# PROBLEM TO WORK ON
Repeat the material below exactly, with no pictures.

— start of PROVIDED INFORMATION —

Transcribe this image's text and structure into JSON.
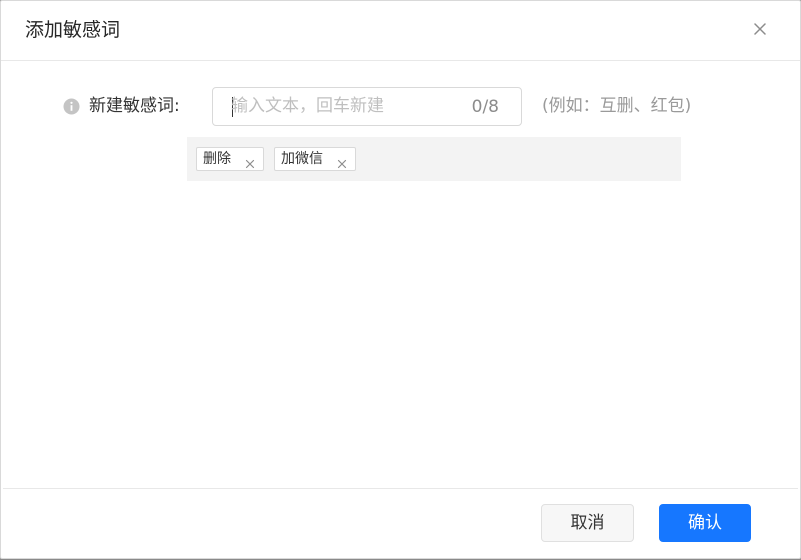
{
  "dialog": {
    "title": "添加敏感词",
    "close_icon": "close-icon"
  },
  "form": {
    "info_icon": "info-icon",
    "label": "新建敏感词:",
    "input": {
      "placeholder": "输入文本，回车新建",
      "value": "",
      "counter": "0/8"
    },
    "example": "(例如：互删、红包)"
  },
  "tags": [
    {
      "label": "删除",
      "close_icon": "close-icon"
    },
    {
      "label": "加微信",
      "close_icon": "close-icon"
    }
  ],
  "footer": {
    "cancel_label": "取消",
    "ok_label": "确认"
  },
  "colors": {
    "primary": "#1677ff",
    "tag_area_bg": "#f3f3f3",
    "border": "#d9d9d9",
    "placeholder": "#bfbfbf",
    "hint": "#9a9a9a"
  }
}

— end of PROVIDED INFORMATION —

# TASK RESULT
Transcribe this image's text and structure into JSON.
{
  "dialog": {
    "title": "添加敏感词",
    "close_icon": "close-icon"
  },
  "form": {
    "info_icon": "info-icon",
    "label": "新建敏感词:",
    "input": {
      "placeholder": "输入文本，回车新建",
      "value": "",
      "counter": "0/8"
    },
    "example": "(例如：互删、红包)"
  },
  "tags": [
    {
      "label": "删除",
      "close_icon": "close-icon"
    },
    {
      "label": "加微信",
      "close_icon": "close-icon"
    }
  ],
  "footer": {
    "cancel_label": "取消",
    "ok_label": "确认"
  },
  "colors": {
    "primary": "#1677ff",
    "tag_area_bg": "#f3f3f3",
    "border": "#d9d9d9",
    "placeholder": "#bfbfbf",
    "hint": "#9a9a9a"
  }
}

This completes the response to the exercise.